* **What is asked**: In the entries that follow, find the word "please" and report each line it is on.

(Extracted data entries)

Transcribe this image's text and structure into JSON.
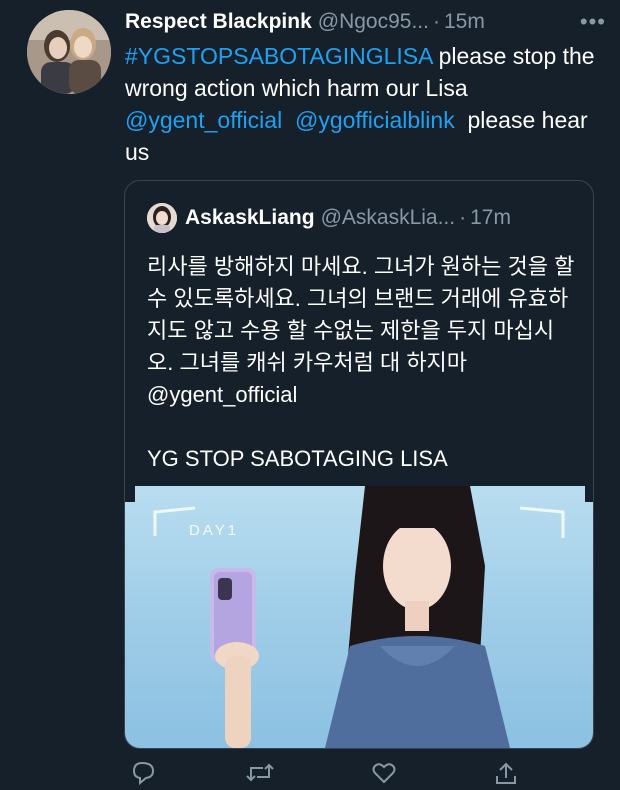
{
  "tweet": {
    "display_name": "Respect Blackpink",
    "handle": "@Ngoc95...",
    "separator": "·",
    "time": "15m",
    "more_label": "•••",
    "hashtag": "#YGSTOPSABOTAGINGLISA",
    "text_after_hashtag": " please stop the wrong action which harm our Lisa",
    "mention_1": "@ygent_official",
    "mention_2": "@ygofficialblink",
    "text_end": "please hear us"
  },
  "quoted_tweet": {
    "display_name": "AskaskLiang",
    "handle": "@AskaskLia...",
    "separator": "·",
    "time": "17m",
    "text_korean": "리사를 방해하지 마세요. 그녀가 원하는 것을 할 수 있도록하세요. 그녀의 브랜드 거래에 유효하지도 않고 수용 할 수없는 제한을 두지 마십시오. 그녀를 캐쉬 카우처럼 대 하지마 @ygent_official",
    "text_english": "YG STOP SABOTAGING LISA",
    "image": {
      "overlay_text": "DAY1"
    }
  },
  "actions": {
    "icons": [
      "reply-icon",
      "retweet-icon",
      "like-icon",
      "share-icon"
    ]
  },
  "colors": {
    "background": "#15202b",
    "link": "#1da1f2",
    "secondary_text": "#8899a6",
    "border": "#38444d"
  }
}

* **Completed exercise**:
    "text_after_hashtag": " please stop the wrong action which harm our Lisa",
    "text_end": "please hear us"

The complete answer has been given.